-- Selection --
Temperature and pressure dependence of the 57Fe/54Fe β factor for (Fe0.25Mg0.75)O-ferropericlase. The 57Fe/54Fe β factors for (Fe0.25Mg0.75)O-ferropericlase are computed using the 57Fe PVDOS at different pressures from Lin et al. (16). The 57Fe/54Fe β factors for metallic Fe (dashed lines) are also presented at CMB and ambient pressures for comparisons. The Fe β factor for ferropericlase increases significantly with increasing pressure, similar to that found for the 57Fe/54Fe β factors for metallic Fe.

Fig. 3.

The Fe β factor for the post-perovskite and perovskite phases at CMB and ambient pressures, respectively. The Fe β factor for (Fe0.4Mg0.6)SiO3–post-perovskite at 130 GPa was calculated from the 57Fe PVDOS obtained by the synchrotron INRXS (15). Error bars are calculated from experimental uncertainties using the Monte-Carlo technique (17) (SOM text). The β factor for (Fe0.05Mg0.95)SiO3-perovskite was calculated from the Mössbauer second-order Doppler shift (27) by a method described elsewhere (10, 18). The β factors for metallic Fe (Fig. 1) and hematite (10, 11) are also shown for comparisons. The β factor for hematite at ambient pressure from (10) was used as an analog for the perovskite phase by Georg et al. (13).

Collection entries:
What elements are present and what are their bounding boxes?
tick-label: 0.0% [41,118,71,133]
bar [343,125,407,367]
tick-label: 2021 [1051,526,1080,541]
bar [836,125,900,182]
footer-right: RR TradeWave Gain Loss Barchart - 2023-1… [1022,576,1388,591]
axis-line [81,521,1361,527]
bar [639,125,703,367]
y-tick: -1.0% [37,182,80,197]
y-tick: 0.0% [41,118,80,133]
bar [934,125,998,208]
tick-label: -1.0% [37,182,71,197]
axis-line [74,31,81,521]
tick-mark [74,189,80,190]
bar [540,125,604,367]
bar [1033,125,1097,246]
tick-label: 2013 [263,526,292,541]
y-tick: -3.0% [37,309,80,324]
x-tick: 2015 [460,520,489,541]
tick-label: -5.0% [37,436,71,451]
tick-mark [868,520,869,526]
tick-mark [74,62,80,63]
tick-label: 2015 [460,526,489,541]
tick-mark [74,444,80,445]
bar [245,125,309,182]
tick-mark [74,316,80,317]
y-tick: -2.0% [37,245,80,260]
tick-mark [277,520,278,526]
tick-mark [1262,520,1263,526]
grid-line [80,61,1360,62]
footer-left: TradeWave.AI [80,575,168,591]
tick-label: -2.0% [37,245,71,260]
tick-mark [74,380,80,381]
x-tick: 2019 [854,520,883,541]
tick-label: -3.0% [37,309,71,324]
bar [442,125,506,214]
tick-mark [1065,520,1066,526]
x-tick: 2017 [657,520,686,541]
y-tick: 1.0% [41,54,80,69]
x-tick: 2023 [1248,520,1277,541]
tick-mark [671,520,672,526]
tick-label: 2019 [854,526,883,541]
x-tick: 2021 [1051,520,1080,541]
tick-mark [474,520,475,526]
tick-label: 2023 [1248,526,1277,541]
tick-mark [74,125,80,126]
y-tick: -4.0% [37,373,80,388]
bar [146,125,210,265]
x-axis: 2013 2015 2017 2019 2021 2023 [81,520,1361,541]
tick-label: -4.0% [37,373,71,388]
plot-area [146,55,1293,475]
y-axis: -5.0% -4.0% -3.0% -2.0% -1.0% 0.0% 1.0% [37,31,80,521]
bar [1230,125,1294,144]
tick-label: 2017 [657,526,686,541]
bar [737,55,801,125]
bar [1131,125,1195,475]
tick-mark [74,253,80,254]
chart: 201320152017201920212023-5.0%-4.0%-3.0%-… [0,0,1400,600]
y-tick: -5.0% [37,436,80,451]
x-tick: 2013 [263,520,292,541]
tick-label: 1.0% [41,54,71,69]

-- Problems and tasks --
[A] In the captions on iron β factors, repeat word for word the passage that begins at the words "The Fe β factor for the" and stops after the words "et al. (13).".
[B] Carry on the captions on iron β factors from the point where they stop.

-- Results by task --
[A]
The Fe β factor for the post-perovskite and perovskite phases at CMB and ambient pressures, respectively. The Fe β factor for (Fe0.4Mg0.6)SiO3–post-perovskite at 130 GPa was calculated from the 57Fe PVDOS obtained by the synchrotron INRXS (15). Error bars are calculated from experimental uncertainties using the Monte-Carlo technique (17) (SOM text). The β factor for (Fe0.05Mg0.95)SiO3-perovskite was calculated from the Mössbauer second-order Doppler shift (27) by a method described elsewhere (10, 18). The β factors for metallic Fe (Fig. 1) and hematite (10, 11) are also shown for comparisons. The β factor for hematite at ambient pressure from (10) was used as an analog for the perovskite phase by Georg et al. (13).

[B]
Equilibrium 57Fe/54Fe isotope fractionation factors between the lower mantle Fe-bearing minerals and metallic Fe have opposite signs at ambient and CMB pressures (Fig. 4). The equilibrium Fe isotope fractionation at CMB pressures between ferropericlase and Fe varies from 0.012 ± 0.029‰ at 2000 K to 0.0010 ± 0.0053‰ at 4000 K (which is very small), whereas that between (Fe0.4Mg0.6)SiO3–post-perovskite and Fe is significant and varies from 0.24 ± 0.043‰ at 2000 K to 0.062 ± 0.012‰ at 4000 K. Following (13) and assuming that the total amount of Fe is equally distributed between post-perovskite and periclase phases at the CMB, the calculated equilibrium 57Fe/54Fe isotopic shift between the silicate mantle and the core of Earth is 0.13 ± 0.053‰ at 2000 K and 0.04 ± 0.014‰ at 4000 K. This estimate of the equilibrium 57Fe/54Fe isotope fractionation at the CMB, which significantly exceeds the previous estimate of ∼0.02‰ at 2000 K (13), is in good agreement with the enrichment of terrestrial basalts in heavy Fe isotopes of ∼0.1‰ for 57Fe/54Fe (1, 2).

Fig. 4.

Equilibrium Fe isotope fractionations between lower mantle minerals and metallic Fe at CMB and ambient pressures. The equilibrium Fe isotope fractionations are calculated from β factors presented in Figs. 1, 2, 3 using Eq. 4. One can see the different directions of the equilibrium Fe isotope fractionation between ferrous (Fe2+) lower mantle minerals and metallic Fe (Fe0) at ambient and CMB pressures.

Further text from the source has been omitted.